> **DIRECTION**: All records below must be retyped exactly.

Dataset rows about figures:

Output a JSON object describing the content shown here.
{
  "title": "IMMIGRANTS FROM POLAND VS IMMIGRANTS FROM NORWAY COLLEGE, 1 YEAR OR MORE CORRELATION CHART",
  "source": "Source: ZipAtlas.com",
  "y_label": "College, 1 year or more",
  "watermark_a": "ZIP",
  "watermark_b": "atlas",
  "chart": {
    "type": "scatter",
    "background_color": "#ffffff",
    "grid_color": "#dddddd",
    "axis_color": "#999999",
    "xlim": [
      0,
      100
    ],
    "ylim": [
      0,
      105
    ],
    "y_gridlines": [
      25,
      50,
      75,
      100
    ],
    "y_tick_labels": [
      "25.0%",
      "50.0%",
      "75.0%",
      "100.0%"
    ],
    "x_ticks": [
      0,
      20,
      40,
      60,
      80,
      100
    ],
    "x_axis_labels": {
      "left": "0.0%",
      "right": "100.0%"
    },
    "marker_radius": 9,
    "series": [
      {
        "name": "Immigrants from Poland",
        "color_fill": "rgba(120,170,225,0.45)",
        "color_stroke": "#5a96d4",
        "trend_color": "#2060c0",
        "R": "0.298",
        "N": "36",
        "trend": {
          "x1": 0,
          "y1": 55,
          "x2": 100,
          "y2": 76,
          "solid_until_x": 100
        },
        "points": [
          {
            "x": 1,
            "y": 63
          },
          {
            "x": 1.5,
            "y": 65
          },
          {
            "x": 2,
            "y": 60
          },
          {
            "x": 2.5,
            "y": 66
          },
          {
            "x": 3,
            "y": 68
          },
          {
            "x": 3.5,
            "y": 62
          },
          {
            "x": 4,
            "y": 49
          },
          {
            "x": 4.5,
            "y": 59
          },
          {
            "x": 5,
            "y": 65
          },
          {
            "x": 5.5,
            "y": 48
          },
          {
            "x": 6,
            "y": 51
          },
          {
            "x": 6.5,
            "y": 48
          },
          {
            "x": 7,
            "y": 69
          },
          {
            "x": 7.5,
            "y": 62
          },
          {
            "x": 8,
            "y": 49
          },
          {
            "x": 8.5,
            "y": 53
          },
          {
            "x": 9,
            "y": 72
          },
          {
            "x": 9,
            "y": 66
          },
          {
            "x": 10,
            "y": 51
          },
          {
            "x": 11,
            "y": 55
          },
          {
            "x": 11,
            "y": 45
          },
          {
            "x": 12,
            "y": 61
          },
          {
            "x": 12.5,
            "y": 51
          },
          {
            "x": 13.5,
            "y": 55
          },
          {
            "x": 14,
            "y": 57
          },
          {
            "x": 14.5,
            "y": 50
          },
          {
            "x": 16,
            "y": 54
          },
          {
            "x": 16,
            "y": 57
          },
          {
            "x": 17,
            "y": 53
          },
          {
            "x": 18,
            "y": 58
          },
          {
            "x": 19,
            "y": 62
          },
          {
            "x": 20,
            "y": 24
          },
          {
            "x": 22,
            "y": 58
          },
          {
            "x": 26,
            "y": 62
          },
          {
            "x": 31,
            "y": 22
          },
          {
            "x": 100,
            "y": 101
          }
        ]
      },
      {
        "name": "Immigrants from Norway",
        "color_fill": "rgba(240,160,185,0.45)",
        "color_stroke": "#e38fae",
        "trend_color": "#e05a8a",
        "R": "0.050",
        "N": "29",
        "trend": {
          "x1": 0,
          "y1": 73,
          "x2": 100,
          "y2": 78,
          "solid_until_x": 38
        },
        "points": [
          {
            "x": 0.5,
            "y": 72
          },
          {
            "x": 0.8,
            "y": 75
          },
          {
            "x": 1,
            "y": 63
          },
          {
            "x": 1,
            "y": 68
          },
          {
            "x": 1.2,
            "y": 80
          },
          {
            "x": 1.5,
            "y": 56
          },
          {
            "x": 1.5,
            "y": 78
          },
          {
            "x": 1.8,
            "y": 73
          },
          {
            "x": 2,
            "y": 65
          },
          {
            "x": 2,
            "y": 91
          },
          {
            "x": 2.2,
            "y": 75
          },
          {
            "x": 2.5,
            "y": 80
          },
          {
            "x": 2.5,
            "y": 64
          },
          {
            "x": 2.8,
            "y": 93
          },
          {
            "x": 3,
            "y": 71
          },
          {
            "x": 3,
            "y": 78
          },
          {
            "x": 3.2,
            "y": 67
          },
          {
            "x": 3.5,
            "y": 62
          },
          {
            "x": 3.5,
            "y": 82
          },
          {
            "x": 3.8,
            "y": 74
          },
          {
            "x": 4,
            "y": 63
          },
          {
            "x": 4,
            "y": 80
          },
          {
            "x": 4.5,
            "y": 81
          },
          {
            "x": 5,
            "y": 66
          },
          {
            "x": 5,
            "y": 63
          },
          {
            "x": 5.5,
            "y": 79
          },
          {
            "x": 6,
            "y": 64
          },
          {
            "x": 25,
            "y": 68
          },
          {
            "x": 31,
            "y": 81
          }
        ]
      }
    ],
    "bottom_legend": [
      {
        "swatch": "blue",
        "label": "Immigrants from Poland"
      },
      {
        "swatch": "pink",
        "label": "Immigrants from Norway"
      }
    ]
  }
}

> **OUTPUT FOR THIS TASK**:
Output a JSON object describing the content shown here.
{
  "title": "IMMIGRANTS FROM POLAND VS IMMIGRANTS FROM NORWAY COLLEGE, 1 YEAR OR MORE CORRELATION CHART",
  "source": "Source: ZipAtlas.com",
  "y_label": "College, 1 year or more",
  "watermark_a": "ZIP",
  "watermark_b": "atlas",
  "chart": {
    "type": "scatter",
    "background_color": "#ffffff",
    "grid_color": "#dddddd",
    "axis_color": "#999999",
    "xlim": [
      0,
      100
    ],
    "ylim": [
      0,
      105
    ],
    "y_gridlines": [
      25,
      50,
      75,
      100
    ],
    "y_tick_labels": [
      "25.0%",
      "50.0%",
      "75.0%",
      "100.0%"
    ],
    "x_ticks": [
      0,
      20,
      40,
      60,
      80,
      100
    ],
    "x_axis_labels": {
      "left": "0.0%",
      "right": "100.0%"
    },
    "marker_radius": 9,
    "series": [
      {
        "name": "Immigrants from Poland",
        "color_fill": "rgba(120,170,225,0.45)",
        "color_stroke": "#5a96d4",
        "trend_color": "#2060c0",
        "R": "0.298",
        "N": "36",
        "trend": {
          "x1": 0,
          "y1": 55,
          "x2": 100,
          "y2": 76,
          "solid_until_x": 100
        },
        "points": [
          {
            "x": 1,
            "y": 63
          },
          {
            "x": 1.5,
            "y": 65
          },
          {
            "x": 2,
            "y": 60
          },
          {
            "x": 2.5,
            "y": 66
          },
          {
            "x": 3,
            "y": 68
          },
          {
            "x": 3.5,
            "y": 62
          },
          {
            "x": 4,
            "y": 49
          },
          {
            "x": 4.5,
            "y": 59
          },
          {
            "x": 5,
            "y": 65
          },
          {
            "x": 5.5,
            "y": 48
          },
          {
            "x": 6,
            "y": 51
          },
          {
            "x": 6.5,
            "y": 48
          },
          {
            "x": 7,
            "y": 69
          },
          {
            "x": 7.5,
            "y": 62
          },
          {
            "x": 8,
            "y": 49
          },
          {
            "x": 8.5,
            "y": 53
          },
          {
            "x": 9,
            "y": 72
          },
          {
            "x": 9,
            "y": 66
          },
          {
            "x": 10,
            "y": 51
          },
          {
            "x": 11,
            "y": 55
          },
          {
            "x": 11,
            "y": 45
          },
          {
            "x": 12,
            "y": 61
          },
          {
            "x": 12.5,
            "y": 51
          },
          {
            "x": 13.5,
            "y": 55
          },
          {
            "x": 14,
            "y": 57
          },
          {
            "x": 14.5,
            "y": 50
          },
          {
            "x": 16,
            "y": 54
          },
          {
            "x": 16,
            "y": 57
          },
          {
            "x": 17,
            "y": 53
          },
          {
            "x": 18,
            "y": 58
          },
          {
            "x": 19,
            "y": 62
          },
          {
            "x": 20,
            "y": 24
          },
          {
            "x": 22,
            "y": 58
          },
          {
            "x": 26,
            "y": 62
          },
          {
            "x": 31,
            "y": 22
          },
          {
            "x": 100,
            "y": 101
          }
        ]
      },
      {
        "name": "Immigrants from Norway",
        "color_fill": "rgba(240,160,185,0.45)",
        "color_stroke": "#e38fae",
        "trend_color": "#e05a8a",
        "R": "0.050",
        "N": "29",
        "trend": {
          "x1": 0,
          "y1": 73,
          "x2": 100,
          "y2": 78,
          "solid_until_x": 38
        },
        "points": [
          {
            "x": 0.5,
            "y": 72
          },
          {
            "x": 0.8,
            "y": 75
          },
          {
            "x": 1,
            "y": 63
          },
          {
            "x": 1,
            "y": 68
          },
          {
            "x": 1.2,
            "y": 80
          },
          {
            "x": 1.5,
            "y": 56
          },
          {
            "x": 1.5,
            "y": 78
          },
          {
            "x": 1.8,
            "y": 73
          },
          {
            "x": 2,
            "y": 65
          },
          {
            "x": 2,
            "y": 91
          },
          {
            "x": 2.2,
            "y": 75
          },
          {
            "x": 2.5,
            "y": 80
          },
          {
            "x": 2.5,
            "y": 64
          },
          {
            "x": 2.8,
            "y": 93
          },
          {
            "x": 3,
            "y": 71
          },
          {
            "x": 3,
            "y": 78
          },
          {
            "x": 3.2,
            "y": 67
          },
          {
            "x": 3.5,
            "y": 62
          },
          {
            "x": 3.5,
            "y": 82
          },
          {
            "x": 3.8,
            "y": 74
          },
          {
            "x": 4,
            "y": 63
          },
          {
            "x": 4,
            "y": 80
          },
          {
            "x": 4.5,
            "y": 81
          },
          {
            "x": 5,
            "y": 66
          },
          {
            "x": 5,
            "y": 63
          },
          {
            "x": 5.5,
            "y": 79
          },
          {
            "x": 6,
            "y": 64
          },
          {
            "x": 25,
            "y": 68
          },
          {
            "x": 31,
            "y": 81
          }
        ]
      }
    ],
    "bottom_legend": [
      {
        "swatch": "blue",
        "label": "Immigrants from Poland"
      },
      {
        "swatch": "pink",
        "label": "Immigrants from Norway"
      }
    ]
  }
}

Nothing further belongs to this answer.